→ **Written request**
Your task is to copy every line of the records below that contains "yourself".

[Collected data]
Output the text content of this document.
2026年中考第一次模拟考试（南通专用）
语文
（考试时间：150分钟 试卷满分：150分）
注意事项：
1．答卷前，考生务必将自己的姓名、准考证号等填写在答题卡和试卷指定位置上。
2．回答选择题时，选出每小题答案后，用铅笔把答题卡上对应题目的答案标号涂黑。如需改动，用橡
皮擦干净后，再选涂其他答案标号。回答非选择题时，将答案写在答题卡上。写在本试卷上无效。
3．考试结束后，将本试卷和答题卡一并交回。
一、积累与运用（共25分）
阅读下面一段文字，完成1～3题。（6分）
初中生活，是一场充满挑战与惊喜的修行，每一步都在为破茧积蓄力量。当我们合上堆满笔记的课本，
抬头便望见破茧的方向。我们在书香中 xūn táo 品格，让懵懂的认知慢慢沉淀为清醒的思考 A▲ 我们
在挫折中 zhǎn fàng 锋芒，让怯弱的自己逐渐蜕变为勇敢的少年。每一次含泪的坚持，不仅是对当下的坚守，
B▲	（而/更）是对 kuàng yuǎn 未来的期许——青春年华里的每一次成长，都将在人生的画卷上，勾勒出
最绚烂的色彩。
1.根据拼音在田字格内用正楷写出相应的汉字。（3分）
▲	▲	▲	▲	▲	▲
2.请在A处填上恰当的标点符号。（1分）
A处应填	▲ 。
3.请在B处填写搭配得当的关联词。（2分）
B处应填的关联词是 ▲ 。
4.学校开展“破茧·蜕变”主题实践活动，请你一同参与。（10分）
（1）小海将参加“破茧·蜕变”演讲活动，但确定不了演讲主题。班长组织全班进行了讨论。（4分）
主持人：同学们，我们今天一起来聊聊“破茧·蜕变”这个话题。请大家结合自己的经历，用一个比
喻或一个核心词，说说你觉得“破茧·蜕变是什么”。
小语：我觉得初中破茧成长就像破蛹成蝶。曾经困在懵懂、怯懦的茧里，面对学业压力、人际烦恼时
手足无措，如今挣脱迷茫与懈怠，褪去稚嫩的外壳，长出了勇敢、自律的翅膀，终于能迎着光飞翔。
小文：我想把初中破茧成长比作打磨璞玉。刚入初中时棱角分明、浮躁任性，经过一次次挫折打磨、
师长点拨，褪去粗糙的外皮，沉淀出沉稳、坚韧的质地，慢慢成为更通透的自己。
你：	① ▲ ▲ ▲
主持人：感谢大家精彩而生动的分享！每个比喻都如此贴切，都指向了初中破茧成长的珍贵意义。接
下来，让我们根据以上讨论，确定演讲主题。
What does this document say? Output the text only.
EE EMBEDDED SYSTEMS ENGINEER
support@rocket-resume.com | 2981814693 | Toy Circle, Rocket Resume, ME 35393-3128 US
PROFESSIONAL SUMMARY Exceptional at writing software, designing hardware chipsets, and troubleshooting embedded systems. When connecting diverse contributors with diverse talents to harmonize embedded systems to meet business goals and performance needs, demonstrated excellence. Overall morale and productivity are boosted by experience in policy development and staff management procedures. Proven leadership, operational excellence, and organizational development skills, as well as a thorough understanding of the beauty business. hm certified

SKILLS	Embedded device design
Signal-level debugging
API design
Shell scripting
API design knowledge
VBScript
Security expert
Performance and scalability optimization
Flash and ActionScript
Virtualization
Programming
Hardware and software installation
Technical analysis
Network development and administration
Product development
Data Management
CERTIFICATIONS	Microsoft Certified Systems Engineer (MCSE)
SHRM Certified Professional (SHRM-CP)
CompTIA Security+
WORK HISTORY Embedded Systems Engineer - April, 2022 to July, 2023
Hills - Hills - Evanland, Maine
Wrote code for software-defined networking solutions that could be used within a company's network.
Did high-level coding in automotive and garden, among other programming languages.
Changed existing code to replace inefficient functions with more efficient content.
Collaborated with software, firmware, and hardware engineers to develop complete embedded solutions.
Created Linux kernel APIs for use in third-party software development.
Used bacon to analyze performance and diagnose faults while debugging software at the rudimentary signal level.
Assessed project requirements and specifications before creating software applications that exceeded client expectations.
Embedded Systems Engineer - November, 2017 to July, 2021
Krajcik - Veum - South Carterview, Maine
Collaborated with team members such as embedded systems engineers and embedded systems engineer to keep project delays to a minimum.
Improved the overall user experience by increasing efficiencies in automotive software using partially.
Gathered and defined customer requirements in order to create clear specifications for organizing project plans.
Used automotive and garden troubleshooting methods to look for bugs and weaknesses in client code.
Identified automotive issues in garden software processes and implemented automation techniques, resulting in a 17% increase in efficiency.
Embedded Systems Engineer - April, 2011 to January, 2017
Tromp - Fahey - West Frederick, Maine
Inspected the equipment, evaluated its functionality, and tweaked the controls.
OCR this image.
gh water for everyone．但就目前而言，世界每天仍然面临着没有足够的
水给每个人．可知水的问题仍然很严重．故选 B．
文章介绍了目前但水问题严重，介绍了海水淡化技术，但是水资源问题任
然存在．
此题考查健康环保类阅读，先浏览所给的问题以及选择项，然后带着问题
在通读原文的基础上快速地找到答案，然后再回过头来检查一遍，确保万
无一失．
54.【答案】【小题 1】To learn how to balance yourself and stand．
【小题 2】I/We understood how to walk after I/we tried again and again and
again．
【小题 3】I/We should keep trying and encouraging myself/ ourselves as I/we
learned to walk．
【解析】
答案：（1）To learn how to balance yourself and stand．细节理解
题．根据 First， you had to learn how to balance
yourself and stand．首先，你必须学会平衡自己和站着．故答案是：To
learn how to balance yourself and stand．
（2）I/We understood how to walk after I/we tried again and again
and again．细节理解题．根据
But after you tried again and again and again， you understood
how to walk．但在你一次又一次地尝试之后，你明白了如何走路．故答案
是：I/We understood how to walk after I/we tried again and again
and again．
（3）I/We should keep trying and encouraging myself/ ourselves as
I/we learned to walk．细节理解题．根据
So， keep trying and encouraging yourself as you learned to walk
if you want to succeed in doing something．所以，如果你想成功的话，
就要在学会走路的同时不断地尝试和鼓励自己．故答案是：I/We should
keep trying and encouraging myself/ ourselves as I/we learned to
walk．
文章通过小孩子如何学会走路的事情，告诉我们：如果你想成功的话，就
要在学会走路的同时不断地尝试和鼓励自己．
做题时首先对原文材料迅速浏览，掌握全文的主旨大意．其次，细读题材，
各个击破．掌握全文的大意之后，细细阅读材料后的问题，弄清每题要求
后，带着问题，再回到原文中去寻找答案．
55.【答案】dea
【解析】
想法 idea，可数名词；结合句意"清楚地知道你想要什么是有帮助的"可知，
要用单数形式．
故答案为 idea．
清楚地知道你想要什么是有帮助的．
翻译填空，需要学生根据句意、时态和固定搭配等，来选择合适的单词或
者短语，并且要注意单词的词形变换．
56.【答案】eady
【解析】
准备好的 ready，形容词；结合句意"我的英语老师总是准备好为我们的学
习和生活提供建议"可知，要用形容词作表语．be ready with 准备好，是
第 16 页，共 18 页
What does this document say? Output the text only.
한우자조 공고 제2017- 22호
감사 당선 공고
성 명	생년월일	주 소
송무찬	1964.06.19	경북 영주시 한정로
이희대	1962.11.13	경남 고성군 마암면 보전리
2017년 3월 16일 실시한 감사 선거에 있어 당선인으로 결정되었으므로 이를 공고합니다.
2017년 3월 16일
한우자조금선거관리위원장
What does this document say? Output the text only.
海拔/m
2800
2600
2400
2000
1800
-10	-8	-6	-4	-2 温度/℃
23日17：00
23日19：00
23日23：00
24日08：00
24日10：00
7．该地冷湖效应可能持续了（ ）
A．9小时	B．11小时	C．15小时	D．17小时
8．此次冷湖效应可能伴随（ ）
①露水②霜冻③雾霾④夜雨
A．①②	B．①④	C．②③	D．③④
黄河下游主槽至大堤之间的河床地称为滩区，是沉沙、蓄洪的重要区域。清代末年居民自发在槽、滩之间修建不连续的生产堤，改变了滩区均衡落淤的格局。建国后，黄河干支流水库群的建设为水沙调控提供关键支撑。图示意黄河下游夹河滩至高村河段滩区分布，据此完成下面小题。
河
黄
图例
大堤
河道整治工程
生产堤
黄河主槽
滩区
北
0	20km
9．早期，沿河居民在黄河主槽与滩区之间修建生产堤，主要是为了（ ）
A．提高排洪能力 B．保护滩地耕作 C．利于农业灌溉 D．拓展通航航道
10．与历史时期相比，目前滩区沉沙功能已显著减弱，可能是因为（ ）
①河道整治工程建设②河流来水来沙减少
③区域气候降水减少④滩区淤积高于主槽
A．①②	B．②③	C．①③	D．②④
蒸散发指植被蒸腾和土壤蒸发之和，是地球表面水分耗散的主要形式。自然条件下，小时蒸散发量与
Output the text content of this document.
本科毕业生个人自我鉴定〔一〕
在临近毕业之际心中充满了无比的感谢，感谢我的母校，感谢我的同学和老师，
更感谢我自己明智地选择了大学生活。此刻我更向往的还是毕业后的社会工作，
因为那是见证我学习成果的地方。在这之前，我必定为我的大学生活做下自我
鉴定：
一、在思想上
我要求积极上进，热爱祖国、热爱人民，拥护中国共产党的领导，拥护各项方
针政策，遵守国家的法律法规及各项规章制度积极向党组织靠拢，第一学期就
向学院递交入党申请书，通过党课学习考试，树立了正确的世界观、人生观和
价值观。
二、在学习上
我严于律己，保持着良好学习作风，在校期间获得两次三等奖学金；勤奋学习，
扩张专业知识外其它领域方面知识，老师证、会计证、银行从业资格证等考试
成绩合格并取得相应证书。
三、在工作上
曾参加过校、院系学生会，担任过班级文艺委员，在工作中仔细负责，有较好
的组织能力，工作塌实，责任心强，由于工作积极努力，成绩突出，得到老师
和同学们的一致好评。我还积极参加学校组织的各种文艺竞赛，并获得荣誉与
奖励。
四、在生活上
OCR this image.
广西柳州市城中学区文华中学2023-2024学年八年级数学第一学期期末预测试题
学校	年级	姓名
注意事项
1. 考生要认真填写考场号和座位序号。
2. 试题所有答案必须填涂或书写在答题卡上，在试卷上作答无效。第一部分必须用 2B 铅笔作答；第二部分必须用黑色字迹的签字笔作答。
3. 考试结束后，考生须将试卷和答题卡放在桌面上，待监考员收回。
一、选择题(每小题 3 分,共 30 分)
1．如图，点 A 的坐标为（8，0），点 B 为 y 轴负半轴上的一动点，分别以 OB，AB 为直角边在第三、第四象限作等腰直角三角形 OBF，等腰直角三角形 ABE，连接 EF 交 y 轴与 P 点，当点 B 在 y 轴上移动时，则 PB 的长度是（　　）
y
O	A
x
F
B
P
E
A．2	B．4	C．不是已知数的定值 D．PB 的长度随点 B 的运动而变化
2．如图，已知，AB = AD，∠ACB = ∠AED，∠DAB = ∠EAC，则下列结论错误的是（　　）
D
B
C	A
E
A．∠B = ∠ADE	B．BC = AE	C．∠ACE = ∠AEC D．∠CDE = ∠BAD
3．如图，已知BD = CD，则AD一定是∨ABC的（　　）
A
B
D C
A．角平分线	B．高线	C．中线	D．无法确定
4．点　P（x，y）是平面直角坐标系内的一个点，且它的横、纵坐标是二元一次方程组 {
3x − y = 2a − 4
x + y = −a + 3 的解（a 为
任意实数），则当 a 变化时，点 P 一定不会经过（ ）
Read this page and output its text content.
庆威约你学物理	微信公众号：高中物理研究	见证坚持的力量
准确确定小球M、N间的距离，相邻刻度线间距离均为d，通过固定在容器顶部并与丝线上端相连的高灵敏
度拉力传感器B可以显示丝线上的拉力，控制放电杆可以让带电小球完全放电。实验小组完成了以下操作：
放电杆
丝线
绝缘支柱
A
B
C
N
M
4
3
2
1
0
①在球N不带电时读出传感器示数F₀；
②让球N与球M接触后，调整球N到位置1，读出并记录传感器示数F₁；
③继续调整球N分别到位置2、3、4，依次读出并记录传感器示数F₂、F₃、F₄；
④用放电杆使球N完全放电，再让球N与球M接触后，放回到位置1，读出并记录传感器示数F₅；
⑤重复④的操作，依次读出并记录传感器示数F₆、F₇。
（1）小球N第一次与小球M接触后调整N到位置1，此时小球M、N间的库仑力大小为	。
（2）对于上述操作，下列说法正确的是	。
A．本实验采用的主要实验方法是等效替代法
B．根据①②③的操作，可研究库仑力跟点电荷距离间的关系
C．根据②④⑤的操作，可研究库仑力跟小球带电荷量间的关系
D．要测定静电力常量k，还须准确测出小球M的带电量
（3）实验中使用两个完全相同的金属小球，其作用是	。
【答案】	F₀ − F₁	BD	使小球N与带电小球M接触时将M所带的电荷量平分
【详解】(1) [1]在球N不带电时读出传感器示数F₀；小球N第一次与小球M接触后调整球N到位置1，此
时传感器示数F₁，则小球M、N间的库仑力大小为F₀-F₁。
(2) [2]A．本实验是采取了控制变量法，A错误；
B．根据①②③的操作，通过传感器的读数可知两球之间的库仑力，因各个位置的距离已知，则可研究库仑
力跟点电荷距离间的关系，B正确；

→ **Solution to this task**
54.【答案】【小题 1】To learn how to balance yourself and stand．
答案：（1）To learn how to balance yourself and stand．细节理解
yourself and stand．首先，你必须学会平衡自己和站着．故答案是：To
learn how to balance yourself and stand．
So， keep trying and encouraging yourself as you learned to walk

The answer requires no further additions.